* **Exercise details**:
Find the string "Cyan" in the data, then copy every line where it is found.

Collected data entries:
========================
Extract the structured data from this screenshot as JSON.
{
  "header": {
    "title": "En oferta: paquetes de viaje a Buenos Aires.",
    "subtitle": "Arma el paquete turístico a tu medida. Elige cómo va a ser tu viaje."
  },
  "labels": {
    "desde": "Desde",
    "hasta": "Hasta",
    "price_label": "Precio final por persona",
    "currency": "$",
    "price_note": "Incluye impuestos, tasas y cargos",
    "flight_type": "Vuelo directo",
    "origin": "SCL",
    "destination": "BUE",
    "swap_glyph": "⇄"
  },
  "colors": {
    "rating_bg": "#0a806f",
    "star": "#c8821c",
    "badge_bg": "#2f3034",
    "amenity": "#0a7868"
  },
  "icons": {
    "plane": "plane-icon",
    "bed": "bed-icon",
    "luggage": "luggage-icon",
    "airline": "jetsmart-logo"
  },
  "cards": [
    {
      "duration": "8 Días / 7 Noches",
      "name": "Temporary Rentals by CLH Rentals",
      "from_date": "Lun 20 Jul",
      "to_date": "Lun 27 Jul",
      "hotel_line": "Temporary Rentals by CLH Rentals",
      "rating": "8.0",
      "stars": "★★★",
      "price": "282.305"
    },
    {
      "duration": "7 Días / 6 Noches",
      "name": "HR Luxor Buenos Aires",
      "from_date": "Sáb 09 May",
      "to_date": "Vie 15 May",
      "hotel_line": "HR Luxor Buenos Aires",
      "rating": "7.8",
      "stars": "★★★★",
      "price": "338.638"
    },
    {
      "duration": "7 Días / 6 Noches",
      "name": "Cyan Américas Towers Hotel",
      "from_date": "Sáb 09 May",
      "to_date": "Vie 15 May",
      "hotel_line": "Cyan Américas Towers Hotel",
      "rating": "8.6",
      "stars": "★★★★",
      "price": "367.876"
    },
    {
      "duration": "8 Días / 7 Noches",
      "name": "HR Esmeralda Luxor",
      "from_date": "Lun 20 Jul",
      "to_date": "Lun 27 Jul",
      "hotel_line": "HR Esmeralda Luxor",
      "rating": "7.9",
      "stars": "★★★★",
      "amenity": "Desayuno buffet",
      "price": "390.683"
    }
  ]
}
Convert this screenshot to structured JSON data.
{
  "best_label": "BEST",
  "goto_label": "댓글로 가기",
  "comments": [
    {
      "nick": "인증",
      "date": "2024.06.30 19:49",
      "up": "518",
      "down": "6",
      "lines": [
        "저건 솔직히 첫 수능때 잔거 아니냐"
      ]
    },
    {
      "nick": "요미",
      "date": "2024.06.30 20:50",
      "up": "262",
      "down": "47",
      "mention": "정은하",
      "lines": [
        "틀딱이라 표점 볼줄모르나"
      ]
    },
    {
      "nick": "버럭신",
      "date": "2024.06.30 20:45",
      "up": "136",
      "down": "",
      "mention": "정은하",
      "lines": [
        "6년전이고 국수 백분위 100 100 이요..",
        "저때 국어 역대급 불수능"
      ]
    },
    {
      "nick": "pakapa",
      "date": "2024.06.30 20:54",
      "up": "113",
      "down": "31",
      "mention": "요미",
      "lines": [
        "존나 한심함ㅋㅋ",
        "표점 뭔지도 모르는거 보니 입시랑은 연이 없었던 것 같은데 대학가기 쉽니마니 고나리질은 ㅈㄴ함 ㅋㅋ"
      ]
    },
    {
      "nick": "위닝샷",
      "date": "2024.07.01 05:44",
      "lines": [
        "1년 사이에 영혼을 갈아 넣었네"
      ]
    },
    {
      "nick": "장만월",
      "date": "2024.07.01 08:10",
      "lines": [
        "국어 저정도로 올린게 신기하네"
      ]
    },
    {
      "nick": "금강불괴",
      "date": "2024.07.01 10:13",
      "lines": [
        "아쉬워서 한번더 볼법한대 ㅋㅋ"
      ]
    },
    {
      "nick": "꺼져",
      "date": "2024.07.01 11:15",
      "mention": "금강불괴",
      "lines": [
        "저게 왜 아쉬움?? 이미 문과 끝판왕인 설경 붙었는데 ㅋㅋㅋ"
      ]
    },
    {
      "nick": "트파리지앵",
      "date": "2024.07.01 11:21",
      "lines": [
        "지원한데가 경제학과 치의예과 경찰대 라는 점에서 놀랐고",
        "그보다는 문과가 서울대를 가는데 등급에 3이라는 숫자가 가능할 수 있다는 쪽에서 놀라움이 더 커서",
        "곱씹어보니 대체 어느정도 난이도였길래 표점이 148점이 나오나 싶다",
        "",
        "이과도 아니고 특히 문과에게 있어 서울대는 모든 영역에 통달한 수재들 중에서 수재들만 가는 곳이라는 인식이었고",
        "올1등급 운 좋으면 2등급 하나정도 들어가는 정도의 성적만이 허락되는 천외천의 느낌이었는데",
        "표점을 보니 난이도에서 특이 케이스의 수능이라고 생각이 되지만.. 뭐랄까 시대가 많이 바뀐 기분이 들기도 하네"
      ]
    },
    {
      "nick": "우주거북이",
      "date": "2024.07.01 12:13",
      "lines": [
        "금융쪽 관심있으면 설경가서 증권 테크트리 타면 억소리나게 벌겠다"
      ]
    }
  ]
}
========================
* **Correct output**:
      "name": "Cyan Américas Towers Hotel",
      "hotel_line": "Cyan Américas Towers Hotel",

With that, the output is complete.